▶ **Aim of the task**:
Filter the lines below, copying only those with the string "PAULO".

★ ★ ★ ★ ★

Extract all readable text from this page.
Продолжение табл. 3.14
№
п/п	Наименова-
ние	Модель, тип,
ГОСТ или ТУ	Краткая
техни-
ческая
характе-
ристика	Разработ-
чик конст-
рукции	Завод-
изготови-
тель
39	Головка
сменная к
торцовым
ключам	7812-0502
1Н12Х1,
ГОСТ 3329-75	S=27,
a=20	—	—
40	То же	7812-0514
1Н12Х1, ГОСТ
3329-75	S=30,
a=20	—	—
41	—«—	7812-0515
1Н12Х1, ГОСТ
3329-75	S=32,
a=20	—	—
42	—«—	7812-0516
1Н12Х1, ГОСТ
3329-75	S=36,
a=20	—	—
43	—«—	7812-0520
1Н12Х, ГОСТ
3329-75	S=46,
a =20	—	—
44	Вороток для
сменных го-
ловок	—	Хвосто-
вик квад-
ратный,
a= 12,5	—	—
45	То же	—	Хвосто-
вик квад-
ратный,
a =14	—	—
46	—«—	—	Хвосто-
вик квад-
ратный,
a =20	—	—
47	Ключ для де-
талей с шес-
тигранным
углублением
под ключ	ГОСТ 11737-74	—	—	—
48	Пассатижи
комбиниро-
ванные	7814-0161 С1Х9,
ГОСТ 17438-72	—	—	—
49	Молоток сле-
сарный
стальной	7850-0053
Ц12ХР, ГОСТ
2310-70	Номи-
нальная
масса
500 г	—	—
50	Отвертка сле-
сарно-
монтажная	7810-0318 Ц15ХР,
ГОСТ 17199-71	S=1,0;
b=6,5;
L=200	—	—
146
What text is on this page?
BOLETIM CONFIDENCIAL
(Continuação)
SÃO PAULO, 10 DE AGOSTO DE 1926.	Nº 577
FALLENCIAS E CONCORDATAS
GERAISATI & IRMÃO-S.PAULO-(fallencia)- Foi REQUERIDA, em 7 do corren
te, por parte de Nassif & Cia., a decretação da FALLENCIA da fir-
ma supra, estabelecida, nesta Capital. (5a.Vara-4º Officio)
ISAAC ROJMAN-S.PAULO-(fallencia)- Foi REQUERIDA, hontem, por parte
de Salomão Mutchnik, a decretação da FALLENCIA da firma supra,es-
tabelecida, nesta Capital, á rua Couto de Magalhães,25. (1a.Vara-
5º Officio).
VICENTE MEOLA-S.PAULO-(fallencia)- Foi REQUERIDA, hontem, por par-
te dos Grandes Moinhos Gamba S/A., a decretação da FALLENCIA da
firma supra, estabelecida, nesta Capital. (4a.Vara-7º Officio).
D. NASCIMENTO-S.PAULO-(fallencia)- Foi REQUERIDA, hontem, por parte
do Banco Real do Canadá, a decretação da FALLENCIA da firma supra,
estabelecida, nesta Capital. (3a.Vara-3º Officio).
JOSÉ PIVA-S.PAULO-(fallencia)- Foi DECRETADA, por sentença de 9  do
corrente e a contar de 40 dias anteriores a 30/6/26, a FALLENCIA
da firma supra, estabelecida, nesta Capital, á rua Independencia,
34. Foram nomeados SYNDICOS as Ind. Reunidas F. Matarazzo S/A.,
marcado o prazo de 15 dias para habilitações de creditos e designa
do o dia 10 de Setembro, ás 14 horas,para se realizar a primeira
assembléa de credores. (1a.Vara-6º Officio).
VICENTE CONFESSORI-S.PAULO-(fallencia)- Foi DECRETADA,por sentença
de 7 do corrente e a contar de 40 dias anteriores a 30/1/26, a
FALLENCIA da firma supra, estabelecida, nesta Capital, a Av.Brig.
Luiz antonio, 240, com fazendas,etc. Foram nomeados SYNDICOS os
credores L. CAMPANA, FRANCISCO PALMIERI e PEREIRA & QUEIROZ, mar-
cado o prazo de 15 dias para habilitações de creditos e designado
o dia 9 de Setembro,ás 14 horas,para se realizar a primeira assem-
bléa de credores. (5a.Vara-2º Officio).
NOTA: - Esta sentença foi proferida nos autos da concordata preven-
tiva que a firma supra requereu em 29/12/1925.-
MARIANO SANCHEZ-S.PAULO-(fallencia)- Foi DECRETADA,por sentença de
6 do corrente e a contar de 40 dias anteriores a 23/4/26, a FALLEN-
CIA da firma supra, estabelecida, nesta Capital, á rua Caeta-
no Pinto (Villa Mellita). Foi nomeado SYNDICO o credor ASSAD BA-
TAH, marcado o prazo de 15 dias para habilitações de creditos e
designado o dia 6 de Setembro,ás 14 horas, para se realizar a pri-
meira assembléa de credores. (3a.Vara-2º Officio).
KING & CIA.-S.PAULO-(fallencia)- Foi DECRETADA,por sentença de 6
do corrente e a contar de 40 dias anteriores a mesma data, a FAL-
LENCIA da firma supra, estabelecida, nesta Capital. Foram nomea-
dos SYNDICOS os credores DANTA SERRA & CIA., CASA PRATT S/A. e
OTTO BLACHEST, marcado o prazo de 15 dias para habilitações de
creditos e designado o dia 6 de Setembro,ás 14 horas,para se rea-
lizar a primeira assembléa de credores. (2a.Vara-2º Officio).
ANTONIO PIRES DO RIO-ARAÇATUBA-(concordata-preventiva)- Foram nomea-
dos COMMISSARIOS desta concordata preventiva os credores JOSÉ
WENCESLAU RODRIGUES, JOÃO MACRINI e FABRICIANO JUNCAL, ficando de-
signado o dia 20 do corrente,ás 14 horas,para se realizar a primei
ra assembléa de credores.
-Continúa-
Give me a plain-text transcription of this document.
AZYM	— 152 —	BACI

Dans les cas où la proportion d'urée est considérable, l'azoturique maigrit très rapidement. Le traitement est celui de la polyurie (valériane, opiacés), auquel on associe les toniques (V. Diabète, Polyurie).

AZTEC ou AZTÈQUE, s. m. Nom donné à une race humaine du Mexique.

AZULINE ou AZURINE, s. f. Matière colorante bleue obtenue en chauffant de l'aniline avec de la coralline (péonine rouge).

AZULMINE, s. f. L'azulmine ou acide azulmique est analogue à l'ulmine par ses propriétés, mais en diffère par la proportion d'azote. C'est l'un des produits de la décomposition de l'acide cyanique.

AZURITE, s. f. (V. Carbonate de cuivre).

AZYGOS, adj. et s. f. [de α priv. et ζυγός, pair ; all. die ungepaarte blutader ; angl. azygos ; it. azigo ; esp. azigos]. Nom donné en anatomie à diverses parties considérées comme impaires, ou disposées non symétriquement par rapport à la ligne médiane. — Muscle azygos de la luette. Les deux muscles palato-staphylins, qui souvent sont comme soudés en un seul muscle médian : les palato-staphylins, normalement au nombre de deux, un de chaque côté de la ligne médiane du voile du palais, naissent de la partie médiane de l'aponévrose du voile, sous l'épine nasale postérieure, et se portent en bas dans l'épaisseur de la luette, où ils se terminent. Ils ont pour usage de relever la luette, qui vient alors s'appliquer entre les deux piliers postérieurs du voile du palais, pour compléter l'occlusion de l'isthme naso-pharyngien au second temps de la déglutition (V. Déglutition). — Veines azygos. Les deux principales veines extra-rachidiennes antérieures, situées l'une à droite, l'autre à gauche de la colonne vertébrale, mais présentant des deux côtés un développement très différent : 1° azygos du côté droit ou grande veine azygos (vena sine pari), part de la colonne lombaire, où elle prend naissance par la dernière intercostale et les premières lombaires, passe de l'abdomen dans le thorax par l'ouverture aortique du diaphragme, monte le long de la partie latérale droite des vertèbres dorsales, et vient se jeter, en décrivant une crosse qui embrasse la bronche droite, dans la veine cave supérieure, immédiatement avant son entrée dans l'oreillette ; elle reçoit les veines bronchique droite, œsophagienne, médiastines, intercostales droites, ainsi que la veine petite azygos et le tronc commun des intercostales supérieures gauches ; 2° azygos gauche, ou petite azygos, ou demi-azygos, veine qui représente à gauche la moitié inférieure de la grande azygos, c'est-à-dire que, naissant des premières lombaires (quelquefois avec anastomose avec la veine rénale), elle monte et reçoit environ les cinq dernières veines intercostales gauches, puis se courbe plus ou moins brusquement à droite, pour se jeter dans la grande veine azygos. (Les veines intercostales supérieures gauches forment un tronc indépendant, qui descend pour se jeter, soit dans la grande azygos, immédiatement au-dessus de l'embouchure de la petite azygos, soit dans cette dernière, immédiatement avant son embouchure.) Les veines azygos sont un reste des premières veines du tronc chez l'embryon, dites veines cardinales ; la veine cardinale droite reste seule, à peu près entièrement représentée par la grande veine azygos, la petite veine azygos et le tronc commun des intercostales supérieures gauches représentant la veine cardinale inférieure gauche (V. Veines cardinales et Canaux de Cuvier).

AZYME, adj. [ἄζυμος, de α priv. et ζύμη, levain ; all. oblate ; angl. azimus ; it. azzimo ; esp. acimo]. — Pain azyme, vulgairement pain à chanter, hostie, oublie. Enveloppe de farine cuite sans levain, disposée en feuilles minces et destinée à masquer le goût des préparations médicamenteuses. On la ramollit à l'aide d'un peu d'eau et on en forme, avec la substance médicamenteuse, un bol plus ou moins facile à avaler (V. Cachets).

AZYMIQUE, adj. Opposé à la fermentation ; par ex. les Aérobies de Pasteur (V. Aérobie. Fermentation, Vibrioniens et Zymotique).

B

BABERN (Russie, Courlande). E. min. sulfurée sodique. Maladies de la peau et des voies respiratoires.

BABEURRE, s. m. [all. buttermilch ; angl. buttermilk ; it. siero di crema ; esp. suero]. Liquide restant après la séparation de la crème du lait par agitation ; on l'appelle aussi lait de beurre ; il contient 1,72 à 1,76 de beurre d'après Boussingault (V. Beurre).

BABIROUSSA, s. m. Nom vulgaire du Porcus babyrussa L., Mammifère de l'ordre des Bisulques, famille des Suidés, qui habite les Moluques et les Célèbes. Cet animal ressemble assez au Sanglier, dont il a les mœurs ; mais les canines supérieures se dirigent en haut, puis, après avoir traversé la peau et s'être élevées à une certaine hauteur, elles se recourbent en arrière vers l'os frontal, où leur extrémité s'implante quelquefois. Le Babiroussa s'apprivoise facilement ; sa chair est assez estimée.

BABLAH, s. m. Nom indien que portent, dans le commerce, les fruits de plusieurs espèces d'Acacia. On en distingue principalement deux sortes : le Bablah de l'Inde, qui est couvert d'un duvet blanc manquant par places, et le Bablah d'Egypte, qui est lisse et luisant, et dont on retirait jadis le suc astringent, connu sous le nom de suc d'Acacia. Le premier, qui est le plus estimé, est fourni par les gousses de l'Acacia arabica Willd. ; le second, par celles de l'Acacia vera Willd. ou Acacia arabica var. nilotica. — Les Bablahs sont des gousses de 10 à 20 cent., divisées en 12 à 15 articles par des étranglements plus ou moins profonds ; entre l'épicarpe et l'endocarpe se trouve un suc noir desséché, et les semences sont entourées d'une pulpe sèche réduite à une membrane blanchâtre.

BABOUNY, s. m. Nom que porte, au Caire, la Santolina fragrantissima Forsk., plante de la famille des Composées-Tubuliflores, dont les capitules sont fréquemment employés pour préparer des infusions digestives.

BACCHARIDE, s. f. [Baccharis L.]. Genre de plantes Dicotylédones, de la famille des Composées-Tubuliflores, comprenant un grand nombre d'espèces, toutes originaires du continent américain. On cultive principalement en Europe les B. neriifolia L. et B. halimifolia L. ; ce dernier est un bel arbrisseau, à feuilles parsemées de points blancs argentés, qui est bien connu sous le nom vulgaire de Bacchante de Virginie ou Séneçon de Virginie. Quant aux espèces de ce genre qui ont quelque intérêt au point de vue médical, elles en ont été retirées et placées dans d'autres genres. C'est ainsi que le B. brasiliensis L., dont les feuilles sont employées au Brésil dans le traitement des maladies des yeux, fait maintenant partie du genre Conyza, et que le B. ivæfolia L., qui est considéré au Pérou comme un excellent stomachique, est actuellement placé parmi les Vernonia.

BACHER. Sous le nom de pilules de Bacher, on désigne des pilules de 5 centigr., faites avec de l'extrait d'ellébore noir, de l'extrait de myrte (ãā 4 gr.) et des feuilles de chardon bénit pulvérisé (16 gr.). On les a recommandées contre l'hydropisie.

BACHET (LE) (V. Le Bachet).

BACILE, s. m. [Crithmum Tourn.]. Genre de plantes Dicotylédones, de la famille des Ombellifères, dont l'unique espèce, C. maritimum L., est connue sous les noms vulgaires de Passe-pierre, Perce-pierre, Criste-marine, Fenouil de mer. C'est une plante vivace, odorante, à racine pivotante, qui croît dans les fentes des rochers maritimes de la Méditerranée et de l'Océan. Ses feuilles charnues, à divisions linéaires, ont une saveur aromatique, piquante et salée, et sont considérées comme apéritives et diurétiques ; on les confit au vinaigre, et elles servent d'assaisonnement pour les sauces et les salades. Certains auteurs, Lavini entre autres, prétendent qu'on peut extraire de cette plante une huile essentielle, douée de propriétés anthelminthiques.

★ ★ ★ ★ ★

▶ **Response to this task**:
SÃO PAULO, 10 DE AGOSTO DE 1926.	Nº 577
GERAISATI & IRMÃO-S.PAULO-(fallencia)- Foi REQUERIDA, em 7 do corren
ISAAC ROJMAN-S.PAULO-(fallencia)- Foi REQUERIDA, hontem, por parte
VICENTE MEOLA-S.PAULO-(fallencia)- Foi REQUERIDA, hontem, por par-
D. NASCIMENTO-S.PAULO-(fallencia)- Foi REQUERIDA, hontem, por parte
JOSÉ PIVA-S.PAULO-(fallencia)- Foi DECRETADA, por sentença de 9  do
VICENTE CONFESSORI-S.PAULO-(fallencia)- Foi DECRETADA,por sentença
MARIANO SANCHEZ-S.PAULO-(fallencia)- Foi DECRETADA,por sentença de
KING & CIA.-S.PAULO-(fallencia)- Foi DECRETADA,por sentença de 6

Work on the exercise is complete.